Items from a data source
►
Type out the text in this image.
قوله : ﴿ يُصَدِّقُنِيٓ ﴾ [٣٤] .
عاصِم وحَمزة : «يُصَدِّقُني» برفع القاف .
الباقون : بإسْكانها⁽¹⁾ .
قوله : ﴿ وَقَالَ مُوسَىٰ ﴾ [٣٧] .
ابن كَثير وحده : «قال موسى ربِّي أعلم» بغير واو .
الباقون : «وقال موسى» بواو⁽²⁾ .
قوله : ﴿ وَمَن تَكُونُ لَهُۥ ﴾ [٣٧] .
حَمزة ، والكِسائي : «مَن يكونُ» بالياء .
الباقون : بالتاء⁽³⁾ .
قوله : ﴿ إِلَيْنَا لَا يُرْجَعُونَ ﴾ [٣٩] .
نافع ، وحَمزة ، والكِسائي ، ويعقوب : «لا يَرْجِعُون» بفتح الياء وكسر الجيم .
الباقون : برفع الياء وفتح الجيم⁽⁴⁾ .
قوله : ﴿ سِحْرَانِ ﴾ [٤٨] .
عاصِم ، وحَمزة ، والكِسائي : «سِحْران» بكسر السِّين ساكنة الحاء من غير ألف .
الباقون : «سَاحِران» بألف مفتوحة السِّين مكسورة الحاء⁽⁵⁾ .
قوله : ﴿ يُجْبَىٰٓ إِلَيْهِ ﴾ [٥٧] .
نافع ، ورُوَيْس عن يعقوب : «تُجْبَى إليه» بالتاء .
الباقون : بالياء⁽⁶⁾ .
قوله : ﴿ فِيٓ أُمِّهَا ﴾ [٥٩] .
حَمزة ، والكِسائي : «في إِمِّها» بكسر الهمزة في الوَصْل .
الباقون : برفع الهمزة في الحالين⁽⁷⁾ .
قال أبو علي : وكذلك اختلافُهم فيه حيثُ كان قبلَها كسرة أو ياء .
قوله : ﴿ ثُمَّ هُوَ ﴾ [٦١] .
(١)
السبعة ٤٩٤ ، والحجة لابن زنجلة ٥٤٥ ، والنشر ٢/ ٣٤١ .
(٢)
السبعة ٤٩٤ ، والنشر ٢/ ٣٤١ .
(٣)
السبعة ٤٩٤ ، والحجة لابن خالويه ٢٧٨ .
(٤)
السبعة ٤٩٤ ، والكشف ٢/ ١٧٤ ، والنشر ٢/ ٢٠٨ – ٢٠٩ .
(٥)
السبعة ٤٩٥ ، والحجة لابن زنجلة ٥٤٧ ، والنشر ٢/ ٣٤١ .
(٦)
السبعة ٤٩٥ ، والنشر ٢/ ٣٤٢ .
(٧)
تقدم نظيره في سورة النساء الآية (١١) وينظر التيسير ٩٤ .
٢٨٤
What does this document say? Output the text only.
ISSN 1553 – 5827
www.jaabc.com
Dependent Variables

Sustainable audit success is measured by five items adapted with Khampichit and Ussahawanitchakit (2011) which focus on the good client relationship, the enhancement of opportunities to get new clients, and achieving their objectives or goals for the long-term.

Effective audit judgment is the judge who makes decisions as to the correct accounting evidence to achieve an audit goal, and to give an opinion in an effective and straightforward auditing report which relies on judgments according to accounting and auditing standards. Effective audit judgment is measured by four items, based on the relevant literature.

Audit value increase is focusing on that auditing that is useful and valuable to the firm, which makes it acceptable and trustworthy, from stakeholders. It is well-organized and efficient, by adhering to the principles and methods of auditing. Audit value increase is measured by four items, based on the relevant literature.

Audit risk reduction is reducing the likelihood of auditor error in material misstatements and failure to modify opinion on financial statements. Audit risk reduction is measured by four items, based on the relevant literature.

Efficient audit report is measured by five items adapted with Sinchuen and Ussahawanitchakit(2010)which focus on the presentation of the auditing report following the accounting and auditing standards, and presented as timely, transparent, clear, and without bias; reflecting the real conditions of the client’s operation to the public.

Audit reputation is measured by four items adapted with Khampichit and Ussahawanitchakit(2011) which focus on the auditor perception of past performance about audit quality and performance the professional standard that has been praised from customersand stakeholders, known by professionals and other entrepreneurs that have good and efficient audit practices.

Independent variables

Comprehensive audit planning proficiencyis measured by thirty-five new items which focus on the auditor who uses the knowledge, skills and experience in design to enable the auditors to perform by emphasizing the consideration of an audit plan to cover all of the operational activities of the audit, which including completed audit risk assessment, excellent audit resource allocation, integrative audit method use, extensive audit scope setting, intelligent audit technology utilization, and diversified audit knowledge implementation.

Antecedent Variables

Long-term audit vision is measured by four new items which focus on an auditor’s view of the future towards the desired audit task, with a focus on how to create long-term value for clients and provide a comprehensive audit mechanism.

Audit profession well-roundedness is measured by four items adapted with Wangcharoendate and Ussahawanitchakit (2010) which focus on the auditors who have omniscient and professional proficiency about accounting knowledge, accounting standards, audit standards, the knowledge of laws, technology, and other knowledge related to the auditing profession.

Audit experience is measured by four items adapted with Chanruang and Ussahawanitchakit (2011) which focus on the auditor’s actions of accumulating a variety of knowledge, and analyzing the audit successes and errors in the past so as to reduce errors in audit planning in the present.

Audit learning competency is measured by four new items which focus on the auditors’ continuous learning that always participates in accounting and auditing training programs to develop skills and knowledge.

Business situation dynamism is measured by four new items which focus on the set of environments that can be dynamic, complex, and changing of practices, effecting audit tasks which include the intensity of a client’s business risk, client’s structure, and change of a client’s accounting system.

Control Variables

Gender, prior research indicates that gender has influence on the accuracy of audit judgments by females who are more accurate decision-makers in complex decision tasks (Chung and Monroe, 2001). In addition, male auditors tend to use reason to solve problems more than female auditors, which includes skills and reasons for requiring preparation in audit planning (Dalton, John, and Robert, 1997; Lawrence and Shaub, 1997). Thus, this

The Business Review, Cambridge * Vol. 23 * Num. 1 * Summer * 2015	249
◄
§ **What needs to be done**: Using the entries above, return each line in which the word "other" occurs.

§ **Answer to this problem**:
Audit reputation is measured by four items adapted with Khampichit and Ussahawanitchakit(2011) which focus on the auditor perception of past performance about audit quality and performance the professional standard that has been praised from customersand stakeholders, known by professionals and other entrepreneurs that have good and efficient audit practices.
Audit profession well-roundedness is measured by four items adapted with Wangcharoendate and Ussahawanitchakit (2010) which focus on the auditors who have omniscient and professional proficiency about accounting knowledge, accounting standards, audit standards, the knowledge of laws, technology, and other knowledge related to the auditing profession.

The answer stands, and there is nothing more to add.